TEXTO DE LECTURA:
━━━━

Este fenómeno, puede confirmarse en la búsqueda de tecnologías alternativas para la vivienda, el transporte o la energía, pero para el caso de Latinoamérica cobra especial importancia en el manejo de los recursos naturales, esto es, en la producción rural (agropecuaria, forestal y pesquera).
El número de investigadores y técnicos que se dedican a la investigación agro-ecológica, en íntima relación a los movimientos rurales, se ha multiplicado de manera inusitada en los últimos años a lo largo y lo ancho de la región (aunque con especial énfasis en países como Perú, Chile o México). Algo similar puede afirmarse de la corriente etno-ecológica (y disciplinas afines), que busca la comprensión de los sistemas campesinos e indígenas de apropiación de la naturaleza.

━━━━

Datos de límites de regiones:
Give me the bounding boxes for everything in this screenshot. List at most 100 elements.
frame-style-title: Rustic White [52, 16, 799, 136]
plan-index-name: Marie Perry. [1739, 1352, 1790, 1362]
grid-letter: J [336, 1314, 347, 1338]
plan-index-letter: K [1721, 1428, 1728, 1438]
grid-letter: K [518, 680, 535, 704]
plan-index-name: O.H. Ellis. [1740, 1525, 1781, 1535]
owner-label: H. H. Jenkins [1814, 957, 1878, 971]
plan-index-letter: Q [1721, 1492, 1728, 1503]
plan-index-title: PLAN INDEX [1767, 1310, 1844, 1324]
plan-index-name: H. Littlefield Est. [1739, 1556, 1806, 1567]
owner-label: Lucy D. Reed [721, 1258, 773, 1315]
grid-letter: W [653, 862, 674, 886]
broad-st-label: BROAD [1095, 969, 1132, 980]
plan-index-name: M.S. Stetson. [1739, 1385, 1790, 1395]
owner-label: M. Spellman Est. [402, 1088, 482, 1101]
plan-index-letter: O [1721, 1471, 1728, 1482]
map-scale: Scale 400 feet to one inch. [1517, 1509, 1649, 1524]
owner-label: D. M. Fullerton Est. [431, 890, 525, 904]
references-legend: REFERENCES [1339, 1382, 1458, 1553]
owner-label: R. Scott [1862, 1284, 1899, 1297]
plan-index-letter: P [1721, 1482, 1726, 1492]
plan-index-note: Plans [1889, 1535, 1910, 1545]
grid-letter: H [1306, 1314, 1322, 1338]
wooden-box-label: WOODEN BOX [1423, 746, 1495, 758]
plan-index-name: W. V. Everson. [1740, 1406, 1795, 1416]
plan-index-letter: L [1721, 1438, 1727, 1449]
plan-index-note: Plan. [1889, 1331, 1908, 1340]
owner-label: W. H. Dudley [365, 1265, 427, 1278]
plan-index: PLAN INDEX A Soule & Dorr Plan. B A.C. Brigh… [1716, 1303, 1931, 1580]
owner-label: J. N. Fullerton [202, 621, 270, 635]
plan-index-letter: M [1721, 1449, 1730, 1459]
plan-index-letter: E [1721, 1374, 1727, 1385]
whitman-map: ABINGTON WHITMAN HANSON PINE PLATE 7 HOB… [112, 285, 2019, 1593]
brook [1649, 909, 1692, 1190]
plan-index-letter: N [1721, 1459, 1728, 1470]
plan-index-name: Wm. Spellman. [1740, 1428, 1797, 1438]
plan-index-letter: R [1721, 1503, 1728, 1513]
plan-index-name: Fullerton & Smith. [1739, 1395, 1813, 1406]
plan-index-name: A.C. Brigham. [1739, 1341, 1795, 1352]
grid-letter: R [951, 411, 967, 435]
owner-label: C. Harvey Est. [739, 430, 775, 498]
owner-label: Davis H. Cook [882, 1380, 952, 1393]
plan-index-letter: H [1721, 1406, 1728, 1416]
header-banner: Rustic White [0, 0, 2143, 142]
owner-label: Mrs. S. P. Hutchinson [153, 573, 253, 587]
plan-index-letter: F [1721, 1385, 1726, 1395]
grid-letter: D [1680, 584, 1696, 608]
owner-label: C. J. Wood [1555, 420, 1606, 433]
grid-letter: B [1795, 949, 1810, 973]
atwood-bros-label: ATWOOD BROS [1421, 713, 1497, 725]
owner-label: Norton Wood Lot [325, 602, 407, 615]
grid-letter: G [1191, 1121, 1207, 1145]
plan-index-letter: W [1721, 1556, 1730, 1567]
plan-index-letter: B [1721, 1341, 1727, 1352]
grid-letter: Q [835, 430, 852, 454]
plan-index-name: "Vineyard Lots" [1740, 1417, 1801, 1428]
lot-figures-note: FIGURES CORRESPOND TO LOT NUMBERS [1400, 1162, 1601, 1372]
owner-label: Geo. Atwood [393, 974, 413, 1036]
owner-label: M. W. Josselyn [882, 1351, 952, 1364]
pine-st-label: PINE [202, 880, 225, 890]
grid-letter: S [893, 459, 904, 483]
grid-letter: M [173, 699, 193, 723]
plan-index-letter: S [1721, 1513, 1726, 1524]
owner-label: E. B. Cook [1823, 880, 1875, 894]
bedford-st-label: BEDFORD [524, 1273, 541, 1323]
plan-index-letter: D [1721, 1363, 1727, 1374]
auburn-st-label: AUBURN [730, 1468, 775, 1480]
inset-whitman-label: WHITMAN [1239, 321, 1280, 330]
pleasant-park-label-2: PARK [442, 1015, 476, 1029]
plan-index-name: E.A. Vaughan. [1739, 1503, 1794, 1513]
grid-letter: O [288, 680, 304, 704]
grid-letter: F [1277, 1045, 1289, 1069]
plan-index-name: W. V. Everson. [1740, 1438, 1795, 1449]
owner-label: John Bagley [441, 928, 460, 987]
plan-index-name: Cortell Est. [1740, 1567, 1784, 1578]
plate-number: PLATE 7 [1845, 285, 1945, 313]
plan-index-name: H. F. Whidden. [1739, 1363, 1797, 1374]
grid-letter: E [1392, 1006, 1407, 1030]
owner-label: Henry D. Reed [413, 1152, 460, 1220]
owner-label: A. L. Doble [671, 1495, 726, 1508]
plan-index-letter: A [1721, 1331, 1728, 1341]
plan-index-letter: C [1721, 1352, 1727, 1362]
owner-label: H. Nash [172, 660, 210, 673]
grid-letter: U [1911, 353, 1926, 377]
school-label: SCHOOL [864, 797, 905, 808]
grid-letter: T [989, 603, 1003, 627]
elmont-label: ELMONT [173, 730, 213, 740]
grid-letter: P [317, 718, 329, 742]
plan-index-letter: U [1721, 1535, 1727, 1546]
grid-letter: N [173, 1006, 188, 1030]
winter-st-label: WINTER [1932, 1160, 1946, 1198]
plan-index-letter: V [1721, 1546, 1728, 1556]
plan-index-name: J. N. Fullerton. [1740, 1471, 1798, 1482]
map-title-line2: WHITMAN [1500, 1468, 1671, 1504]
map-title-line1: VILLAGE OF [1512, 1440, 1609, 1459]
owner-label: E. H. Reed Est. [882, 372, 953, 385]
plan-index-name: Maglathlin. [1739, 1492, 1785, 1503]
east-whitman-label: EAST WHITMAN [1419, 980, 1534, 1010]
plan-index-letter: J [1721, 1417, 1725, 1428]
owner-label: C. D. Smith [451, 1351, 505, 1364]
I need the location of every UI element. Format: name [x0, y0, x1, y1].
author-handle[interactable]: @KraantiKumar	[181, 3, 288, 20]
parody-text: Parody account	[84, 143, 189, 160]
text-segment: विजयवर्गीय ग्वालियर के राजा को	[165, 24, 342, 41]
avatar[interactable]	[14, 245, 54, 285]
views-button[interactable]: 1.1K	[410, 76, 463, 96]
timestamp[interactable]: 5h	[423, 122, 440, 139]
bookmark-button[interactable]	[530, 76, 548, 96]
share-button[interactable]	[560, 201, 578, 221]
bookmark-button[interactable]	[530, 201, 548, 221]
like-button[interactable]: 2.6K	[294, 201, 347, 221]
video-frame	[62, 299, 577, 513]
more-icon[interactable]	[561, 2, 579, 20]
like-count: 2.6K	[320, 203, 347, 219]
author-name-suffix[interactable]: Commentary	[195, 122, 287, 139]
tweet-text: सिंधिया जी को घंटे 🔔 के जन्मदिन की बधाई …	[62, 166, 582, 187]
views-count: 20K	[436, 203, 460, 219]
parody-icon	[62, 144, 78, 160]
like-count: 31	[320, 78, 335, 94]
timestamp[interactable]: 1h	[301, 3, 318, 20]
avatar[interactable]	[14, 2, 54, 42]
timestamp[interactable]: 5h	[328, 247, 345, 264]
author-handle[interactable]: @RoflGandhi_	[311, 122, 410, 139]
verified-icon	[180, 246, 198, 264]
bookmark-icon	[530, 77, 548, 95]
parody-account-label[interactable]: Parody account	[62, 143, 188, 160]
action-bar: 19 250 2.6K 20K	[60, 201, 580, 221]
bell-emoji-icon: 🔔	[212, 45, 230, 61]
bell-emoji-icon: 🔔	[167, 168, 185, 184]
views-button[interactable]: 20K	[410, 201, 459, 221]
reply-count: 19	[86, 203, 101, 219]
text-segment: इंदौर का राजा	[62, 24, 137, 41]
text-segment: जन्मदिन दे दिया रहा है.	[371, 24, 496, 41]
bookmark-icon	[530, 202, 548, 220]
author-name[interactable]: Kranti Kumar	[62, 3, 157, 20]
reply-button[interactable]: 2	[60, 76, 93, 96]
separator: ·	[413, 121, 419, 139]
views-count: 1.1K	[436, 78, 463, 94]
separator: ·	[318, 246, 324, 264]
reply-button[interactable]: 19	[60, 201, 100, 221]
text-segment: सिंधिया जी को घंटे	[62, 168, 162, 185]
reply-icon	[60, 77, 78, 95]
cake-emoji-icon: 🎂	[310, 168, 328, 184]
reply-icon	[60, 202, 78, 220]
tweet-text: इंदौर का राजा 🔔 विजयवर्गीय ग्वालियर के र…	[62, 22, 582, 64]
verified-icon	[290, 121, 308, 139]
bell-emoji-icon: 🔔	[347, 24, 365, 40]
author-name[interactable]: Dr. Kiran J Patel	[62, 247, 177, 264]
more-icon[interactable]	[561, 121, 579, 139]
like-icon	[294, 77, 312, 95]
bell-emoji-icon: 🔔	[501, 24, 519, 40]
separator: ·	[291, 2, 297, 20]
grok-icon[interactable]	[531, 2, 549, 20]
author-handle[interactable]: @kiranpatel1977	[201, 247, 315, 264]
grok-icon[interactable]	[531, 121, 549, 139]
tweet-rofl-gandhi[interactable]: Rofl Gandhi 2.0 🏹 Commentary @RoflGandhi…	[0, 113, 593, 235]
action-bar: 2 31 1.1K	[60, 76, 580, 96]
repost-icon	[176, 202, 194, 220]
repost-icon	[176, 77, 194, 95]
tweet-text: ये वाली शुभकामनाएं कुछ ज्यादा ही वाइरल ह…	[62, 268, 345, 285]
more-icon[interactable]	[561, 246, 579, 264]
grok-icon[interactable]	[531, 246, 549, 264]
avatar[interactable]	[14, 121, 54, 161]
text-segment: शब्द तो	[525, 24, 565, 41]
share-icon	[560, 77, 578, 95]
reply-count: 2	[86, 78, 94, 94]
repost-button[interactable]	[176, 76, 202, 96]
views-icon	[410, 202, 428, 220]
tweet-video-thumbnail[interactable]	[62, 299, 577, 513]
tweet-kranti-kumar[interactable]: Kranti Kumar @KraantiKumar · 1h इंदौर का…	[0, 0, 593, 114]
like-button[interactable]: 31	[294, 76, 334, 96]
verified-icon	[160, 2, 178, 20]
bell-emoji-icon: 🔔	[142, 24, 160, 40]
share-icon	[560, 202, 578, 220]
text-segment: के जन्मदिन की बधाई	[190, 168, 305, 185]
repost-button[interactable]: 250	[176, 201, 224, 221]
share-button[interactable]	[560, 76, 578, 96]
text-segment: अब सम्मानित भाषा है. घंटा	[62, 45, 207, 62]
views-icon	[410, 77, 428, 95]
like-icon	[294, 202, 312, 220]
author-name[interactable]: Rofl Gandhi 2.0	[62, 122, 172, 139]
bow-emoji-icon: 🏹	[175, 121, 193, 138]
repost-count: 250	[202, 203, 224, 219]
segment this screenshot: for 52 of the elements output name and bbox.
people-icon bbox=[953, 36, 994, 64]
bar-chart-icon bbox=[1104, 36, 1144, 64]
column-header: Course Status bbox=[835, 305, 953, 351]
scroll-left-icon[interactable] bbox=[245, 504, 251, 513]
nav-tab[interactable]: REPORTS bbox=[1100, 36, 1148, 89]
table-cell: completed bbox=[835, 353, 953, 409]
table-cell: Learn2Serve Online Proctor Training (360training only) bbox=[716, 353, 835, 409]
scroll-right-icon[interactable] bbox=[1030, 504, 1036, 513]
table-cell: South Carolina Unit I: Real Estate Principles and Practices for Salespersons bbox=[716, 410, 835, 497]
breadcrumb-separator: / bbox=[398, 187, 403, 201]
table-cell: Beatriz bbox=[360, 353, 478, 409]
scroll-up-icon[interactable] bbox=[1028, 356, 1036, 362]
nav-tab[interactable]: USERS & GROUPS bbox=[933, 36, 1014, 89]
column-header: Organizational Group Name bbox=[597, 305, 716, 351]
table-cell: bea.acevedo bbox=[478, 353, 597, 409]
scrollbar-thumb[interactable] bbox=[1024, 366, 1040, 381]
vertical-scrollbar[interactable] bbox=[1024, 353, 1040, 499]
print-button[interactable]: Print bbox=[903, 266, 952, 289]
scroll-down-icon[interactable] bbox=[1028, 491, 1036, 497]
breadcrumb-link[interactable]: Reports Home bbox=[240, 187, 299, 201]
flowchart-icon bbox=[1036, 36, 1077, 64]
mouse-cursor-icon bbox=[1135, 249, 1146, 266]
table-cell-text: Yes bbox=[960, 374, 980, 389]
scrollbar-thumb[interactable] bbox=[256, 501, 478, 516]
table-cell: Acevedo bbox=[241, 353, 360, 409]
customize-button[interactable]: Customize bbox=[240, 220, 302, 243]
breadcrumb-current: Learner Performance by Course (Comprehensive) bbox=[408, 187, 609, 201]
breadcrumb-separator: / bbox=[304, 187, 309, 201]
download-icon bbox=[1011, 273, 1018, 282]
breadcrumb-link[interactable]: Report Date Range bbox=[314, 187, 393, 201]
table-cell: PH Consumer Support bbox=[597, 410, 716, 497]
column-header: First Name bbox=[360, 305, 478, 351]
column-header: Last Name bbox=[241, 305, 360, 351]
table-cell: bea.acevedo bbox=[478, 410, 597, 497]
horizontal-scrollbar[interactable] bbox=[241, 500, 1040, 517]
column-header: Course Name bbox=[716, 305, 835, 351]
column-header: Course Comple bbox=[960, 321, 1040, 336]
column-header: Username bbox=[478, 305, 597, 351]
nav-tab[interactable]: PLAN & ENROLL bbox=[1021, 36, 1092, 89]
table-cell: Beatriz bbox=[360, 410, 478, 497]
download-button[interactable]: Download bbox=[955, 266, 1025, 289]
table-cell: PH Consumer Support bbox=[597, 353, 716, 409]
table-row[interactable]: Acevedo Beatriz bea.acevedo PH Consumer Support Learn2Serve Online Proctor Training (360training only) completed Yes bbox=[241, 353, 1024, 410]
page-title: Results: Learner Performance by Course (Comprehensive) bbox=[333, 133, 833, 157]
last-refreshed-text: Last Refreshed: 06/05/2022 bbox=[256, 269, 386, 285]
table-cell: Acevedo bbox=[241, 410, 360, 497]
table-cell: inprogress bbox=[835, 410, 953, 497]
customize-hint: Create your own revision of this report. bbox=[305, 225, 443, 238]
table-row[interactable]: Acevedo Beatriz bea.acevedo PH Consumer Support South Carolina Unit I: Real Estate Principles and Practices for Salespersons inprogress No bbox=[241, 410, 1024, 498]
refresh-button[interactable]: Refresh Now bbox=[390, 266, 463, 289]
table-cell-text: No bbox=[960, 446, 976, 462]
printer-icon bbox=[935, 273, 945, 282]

━━━━

INDICACIONES Y REQUISITOS: Imprime del texto sobre la investigación agroecológica en Latinoamérica el fragmento que empieza con "Este fenómeno, puede" y sigue hasta "forestal y pesquera).", sin cambiar ninguna palabra.

RESULTADO DEL EJERCICIO:
Este fenómeno, puede confirmarse en la búsqueda de tecnologías alternativas para la vivienda, el transporte o la energía, pero para el caso de Latinoamérica cobra especial importancia en el manejo de los recursos naturales, esto es, en la producción rural (agropecuaria, forestal y pesquera).